#### Directions for this task:
Copy the material word for word, from its first line through the line containing "breadcrumb-separator: > [629,253,651,282]", including both.

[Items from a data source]
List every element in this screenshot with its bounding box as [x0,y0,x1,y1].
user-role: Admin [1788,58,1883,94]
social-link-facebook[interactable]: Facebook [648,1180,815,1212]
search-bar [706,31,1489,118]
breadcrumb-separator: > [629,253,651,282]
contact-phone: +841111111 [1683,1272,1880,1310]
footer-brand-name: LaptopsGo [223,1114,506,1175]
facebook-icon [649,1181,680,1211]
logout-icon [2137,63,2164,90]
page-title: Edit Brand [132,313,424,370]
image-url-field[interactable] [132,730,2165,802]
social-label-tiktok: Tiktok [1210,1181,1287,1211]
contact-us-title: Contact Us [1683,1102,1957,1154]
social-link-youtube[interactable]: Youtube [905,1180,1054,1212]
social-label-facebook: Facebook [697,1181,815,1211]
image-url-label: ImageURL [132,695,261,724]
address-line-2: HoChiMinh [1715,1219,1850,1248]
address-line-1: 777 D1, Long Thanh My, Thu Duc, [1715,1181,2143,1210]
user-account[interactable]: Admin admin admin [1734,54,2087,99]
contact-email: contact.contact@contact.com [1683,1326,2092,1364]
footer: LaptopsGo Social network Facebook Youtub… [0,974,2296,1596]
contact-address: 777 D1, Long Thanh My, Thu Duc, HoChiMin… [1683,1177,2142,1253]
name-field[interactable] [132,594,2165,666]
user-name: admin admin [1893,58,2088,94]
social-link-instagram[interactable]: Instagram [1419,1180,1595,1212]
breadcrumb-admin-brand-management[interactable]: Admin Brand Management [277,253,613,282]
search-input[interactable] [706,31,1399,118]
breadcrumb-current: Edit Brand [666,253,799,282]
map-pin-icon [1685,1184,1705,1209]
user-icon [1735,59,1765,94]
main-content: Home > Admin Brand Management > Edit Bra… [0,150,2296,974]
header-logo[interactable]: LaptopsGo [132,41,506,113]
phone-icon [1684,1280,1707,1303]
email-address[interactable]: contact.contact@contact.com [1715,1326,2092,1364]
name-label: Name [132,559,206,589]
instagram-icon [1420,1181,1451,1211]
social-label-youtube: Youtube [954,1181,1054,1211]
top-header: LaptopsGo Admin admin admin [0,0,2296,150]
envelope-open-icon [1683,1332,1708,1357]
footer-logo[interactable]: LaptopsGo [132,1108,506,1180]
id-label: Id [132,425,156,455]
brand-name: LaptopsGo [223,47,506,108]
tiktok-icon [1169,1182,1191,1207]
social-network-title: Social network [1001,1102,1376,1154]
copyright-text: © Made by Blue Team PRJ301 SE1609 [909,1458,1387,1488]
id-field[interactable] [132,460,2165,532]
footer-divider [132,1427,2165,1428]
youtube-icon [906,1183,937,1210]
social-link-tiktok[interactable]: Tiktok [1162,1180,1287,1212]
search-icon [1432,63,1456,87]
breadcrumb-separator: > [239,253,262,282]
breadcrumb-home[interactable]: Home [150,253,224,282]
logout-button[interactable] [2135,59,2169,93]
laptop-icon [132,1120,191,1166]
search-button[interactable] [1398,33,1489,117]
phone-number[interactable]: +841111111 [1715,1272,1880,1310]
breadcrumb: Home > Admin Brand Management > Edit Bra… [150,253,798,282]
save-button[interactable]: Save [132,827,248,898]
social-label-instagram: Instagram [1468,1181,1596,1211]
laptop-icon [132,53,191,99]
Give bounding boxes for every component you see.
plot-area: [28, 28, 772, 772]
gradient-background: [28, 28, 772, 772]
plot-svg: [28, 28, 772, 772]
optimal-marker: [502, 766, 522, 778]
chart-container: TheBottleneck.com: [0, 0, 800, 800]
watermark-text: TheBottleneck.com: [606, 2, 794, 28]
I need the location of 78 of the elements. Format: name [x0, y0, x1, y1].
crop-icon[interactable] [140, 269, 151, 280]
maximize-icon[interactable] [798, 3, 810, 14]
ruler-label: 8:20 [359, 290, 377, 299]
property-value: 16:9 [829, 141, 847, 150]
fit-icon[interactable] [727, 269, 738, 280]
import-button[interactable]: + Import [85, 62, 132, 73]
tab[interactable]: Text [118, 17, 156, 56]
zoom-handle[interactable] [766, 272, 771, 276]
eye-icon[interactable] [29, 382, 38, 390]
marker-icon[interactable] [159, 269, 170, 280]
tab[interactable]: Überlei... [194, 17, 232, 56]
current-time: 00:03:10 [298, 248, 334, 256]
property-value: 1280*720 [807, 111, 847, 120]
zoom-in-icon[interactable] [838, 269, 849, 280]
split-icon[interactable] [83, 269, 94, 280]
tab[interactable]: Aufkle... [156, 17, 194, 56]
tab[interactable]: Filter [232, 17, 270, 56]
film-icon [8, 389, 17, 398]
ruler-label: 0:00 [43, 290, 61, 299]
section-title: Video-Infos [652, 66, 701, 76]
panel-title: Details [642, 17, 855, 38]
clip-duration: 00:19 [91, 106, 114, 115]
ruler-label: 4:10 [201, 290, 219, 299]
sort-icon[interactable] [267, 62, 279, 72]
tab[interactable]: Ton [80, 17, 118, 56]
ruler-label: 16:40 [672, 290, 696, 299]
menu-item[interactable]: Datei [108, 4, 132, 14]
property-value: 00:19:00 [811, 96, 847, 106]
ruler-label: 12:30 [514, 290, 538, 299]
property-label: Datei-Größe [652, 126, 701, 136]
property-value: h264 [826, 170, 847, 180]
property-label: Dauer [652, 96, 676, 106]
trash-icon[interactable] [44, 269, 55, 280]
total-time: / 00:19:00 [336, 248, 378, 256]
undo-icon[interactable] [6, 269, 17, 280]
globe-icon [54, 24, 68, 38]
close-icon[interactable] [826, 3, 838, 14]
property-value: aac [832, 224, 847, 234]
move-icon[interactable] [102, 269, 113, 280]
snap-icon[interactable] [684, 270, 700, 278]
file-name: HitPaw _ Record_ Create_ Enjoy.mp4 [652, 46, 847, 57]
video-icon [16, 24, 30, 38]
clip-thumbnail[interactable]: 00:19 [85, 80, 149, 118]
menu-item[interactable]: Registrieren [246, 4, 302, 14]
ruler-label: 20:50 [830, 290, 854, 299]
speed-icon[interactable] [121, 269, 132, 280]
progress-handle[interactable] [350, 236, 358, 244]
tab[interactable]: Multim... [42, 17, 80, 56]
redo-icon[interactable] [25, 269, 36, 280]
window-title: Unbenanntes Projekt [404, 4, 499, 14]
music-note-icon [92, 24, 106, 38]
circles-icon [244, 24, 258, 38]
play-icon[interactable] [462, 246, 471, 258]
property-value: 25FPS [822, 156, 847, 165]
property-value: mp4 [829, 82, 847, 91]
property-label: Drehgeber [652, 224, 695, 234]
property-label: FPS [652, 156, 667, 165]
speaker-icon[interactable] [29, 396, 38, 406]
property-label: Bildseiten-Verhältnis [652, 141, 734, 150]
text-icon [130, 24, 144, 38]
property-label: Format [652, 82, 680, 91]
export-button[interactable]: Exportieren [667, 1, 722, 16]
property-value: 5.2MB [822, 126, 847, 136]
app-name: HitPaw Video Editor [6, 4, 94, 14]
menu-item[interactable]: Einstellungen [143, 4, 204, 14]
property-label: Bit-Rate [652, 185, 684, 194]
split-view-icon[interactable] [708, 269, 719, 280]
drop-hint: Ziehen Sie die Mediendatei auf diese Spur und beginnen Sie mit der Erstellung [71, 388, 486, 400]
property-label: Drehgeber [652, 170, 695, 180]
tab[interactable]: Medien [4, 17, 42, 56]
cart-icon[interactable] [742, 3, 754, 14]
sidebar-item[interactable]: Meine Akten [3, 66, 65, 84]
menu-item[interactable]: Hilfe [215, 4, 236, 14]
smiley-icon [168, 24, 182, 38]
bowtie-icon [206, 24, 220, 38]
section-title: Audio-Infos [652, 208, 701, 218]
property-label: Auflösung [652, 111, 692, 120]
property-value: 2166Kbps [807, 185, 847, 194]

#### Response:
List every element in this screenshot with its bounding box as [x0,y0,x1,y1].
user-role: Admin [1788,58,1883,94]
social-link-facebook[interactable]: Facebook [648,1180,815,1212]
search-bar [706,31,1489,118]
breadcrumb-separator: > [629,253,651,282]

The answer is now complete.